▶ [GIVEN INSTRUCTION]: Find the word "description" in the listing; pull out each line holding it.
"""
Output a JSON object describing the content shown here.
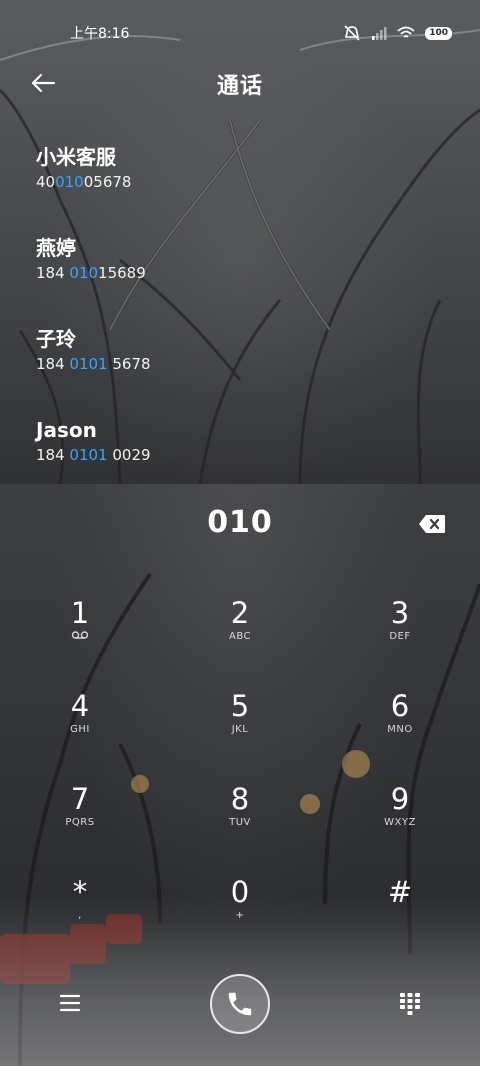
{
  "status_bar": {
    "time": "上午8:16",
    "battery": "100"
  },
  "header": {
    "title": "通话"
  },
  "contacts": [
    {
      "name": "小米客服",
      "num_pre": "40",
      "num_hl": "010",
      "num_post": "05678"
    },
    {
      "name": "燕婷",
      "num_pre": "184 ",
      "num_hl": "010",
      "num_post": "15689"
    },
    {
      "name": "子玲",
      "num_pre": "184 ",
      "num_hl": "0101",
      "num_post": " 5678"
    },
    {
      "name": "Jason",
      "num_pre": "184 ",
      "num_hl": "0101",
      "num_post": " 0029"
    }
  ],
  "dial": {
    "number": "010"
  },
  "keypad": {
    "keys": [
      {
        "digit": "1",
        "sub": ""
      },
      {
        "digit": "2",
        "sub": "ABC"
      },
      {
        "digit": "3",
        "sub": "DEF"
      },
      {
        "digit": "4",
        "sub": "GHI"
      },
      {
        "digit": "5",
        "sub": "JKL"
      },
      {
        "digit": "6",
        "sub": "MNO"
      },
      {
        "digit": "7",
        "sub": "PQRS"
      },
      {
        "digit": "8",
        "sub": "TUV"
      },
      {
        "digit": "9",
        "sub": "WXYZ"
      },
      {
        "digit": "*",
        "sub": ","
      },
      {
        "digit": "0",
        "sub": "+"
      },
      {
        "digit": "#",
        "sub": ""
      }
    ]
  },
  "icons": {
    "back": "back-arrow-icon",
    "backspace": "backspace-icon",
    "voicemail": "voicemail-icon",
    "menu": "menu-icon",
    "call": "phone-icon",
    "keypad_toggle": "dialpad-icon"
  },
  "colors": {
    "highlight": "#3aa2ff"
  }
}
"""
"""
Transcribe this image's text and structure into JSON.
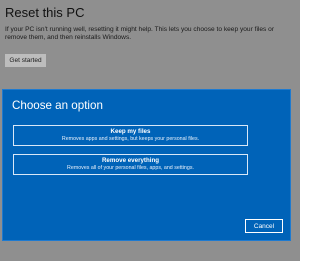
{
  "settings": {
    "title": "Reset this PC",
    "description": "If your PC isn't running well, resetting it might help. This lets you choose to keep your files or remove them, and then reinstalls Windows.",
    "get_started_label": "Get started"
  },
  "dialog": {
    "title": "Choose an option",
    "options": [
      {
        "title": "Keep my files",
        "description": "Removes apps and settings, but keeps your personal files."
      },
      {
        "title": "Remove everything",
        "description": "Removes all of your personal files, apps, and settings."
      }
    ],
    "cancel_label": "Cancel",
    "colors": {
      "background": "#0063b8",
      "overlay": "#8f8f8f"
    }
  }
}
"""
▶ [EXERCISE RESPONSE]:
    "description": "If your PC isn't running well, resetting it might help. This lets you choose to keep your files or remove them, and then reinstalls Windows.",
        "description": "Removes apps and settings, but keeps your personal files."
        "description": "Removes all of your personal files, apps, and settings."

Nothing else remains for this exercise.